■ **WRITTEN INSTRUCTION**
Skip the pictures and extract all of the lines exactly as written.

═════ RECORD LIST ═════

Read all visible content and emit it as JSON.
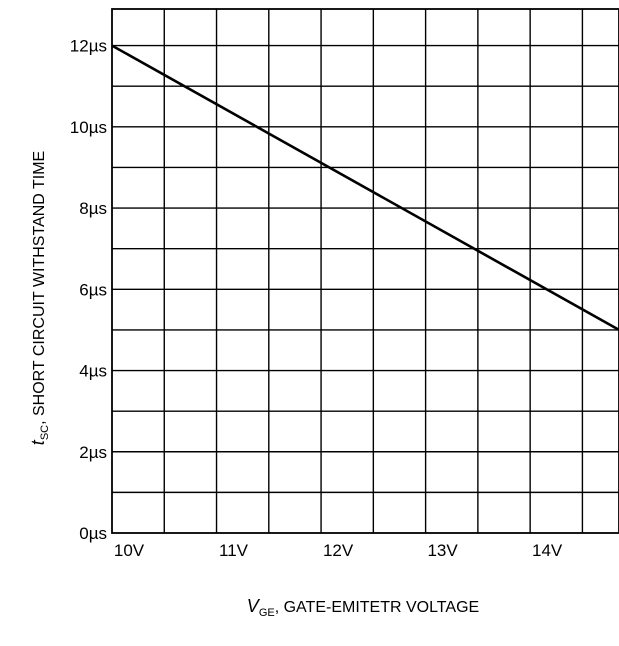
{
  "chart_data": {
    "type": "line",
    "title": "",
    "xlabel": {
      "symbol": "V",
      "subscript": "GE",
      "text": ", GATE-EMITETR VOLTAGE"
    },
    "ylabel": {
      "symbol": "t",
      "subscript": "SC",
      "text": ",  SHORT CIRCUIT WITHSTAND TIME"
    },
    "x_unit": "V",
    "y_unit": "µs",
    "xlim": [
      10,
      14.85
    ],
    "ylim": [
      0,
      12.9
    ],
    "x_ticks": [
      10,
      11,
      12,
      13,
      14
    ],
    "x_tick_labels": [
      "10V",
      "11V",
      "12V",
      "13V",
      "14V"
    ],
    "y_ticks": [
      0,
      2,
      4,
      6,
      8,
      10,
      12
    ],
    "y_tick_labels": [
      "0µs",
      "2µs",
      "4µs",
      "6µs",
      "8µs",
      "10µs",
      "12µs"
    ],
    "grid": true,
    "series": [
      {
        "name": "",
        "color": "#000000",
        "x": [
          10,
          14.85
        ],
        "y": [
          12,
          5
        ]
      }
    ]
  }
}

═════

■ **RESPONSE**
Read all visible content and emit it as JSON.
{
  "chart_data": {
    "type": "line",
    "title": "",
    "xlabel": {
      "symbol": "V",
      "subscript": "GE",
      "text": ", GATE-EMITETR VOLTAGE"
    },
    "ylabel": {
      "symbol": "t",
      "subscript": "SC",
      "text": ",  SHORT CIRCUIT WITHSTAND TIME"
    },
    "x_unit": "V",
    "y_unit": "µs",
    "xlim": [
      10,
      14.85
    ],
    "ylim": [
      0,
      12.9
    ],
    "x_ticks": [
      10,
      11,
      12,
      13,
      14
    ],
    "x_tick_labels": [
      "10V",
      "11V",
      "12V",
      "13V",
      "14V"
    ],
    "y_ticks": [
      0,
      2,
      4,
      6,
      8,
      10,
      12
    ],
    "y_tick_labels": [
      "0µs",
      "2µs",
      "4µs",
      "6µs",
      "8µs",
      "10µs",
      "12µs"
    ],
    "grid": true,
    "series": [
      {
        "name": "",
        "color": "#000000",
        "x": [
          10,
          14.85
        ],
        "y": [
          12,
          5
        ]
      }
    ]
  }
}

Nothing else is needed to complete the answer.